◆ **PROBLEM REQUIREMENTS**: Spot each line in the records below where the word "title" occurs, then copy it.
(begin)
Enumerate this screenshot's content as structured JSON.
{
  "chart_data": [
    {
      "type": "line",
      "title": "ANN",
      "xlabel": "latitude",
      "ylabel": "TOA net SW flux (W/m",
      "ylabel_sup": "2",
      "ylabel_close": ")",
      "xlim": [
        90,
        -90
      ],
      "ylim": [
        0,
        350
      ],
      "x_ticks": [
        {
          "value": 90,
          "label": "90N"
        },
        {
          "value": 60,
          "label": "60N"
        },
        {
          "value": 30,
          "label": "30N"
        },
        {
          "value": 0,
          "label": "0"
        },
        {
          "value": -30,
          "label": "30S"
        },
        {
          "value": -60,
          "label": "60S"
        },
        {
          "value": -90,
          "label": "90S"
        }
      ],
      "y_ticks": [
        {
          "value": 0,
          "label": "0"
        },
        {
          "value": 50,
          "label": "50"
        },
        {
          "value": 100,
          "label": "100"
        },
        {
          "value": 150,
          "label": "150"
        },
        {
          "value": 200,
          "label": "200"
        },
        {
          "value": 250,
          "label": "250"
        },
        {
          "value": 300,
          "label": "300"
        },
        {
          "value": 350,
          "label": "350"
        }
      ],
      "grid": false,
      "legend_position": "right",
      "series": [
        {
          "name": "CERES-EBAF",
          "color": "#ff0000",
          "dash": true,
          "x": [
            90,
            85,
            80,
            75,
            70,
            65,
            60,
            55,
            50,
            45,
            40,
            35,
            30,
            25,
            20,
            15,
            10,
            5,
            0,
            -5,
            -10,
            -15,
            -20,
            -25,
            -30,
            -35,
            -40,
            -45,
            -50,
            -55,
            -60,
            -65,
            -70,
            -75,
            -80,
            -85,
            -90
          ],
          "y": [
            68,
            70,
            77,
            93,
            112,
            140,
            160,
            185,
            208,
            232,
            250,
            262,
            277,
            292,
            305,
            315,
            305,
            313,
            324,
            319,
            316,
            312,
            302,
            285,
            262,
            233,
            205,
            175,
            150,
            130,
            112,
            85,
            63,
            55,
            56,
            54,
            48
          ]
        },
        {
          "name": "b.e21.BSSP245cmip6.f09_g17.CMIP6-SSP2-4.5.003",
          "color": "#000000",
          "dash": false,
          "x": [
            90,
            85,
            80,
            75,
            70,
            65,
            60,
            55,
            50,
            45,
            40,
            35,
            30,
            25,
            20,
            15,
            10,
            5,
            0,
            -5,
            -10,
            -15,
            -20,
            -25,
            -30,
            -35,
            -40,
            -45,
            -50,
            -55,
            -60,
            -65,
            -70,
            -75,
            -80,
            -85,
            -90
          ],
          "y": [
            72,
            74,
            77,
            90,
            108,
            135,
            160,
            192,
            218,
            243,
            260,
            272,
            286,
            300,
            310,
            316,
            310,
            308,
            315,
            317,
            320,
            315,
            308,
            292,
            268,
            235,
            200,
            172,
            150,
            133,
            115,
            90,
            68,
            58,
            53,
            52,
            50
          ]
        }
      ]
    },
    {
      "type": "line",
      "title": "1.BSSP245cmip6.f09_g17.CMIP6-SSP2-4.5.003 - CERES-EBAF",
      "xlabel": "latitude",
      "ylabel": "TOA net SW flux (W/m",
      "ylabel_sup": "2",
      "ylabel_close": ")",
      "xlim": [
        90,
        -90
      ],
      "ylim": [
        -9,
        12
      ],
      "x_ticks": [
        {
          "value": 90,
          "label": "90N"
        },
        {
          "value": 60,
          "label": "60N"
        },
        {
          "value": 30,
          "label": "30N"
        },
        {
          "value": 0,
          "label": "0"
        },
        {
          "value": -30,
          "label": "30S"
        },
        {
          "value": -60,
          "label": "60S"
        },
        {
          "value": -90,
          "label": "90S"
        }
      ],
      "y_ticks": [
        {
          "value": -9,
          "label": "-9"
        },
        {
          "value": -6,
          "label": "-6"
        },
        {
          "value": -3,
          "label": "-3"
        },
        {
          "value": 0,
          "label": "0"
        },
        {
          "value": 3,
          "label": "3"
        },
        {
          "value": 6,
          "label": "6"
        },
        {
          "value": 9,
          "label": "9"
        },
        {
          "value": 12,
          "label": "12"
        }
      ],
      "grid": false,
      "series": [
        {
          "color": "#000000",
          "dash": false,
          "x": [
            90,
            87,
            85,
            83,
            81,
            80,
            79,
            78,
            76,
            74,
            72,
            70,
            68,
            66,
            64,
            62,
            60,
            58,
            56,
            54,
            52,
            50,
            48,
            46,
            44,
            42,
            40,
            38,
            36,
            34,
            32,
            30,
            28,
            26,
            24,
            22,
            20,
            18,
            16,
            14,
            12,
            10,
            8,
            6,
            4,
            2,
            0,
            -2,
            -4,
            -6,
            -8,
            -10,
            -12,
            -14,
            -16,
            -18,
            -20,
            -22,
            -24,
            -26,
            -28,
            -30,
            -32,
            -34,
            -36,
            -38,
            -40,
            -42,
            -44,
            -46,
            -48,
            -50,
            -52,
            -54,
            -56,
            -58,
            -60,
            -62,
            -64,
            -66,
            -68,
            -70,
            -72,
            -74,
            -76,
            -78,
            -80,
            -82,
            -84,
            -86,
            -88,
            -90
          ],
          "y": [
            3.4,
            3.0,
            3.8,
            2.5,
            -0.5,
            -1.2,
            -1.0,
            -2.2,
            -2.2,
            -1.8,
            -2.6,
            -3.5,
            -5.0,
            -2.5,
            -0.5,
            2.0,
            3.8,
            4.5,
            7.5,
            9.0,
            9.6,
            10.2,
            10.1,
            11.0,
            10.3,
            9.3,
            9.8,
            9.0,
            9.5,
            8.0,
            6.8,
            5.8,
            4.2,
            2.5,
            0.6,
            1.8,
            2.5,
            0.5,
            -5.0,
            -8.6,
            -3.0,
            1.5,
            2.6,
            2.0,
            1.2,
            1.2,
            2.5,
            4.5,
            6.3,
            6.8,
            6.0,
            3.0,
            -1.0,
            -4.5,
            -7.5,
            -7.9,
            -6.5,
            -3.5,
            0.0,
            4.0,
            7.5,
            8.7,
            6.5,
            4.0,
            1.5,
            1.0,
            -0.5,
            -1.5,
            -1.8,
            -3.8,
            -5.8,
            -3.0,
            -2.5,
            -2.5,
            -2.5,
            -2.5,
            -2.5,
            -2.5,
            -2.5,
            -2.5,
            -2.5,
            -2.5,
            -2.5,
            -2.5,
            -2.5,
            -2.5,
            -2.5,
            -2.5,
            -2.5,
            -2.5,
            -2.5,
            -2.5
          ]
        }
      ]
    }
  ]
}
(end)
◆ **EXERCISE RESULT**:
      "title": "ANN",
      "title": "1.BSSP245cmip6.f09_g17.CMIP6-SSP2-4.5.003 - CERES-EBAF",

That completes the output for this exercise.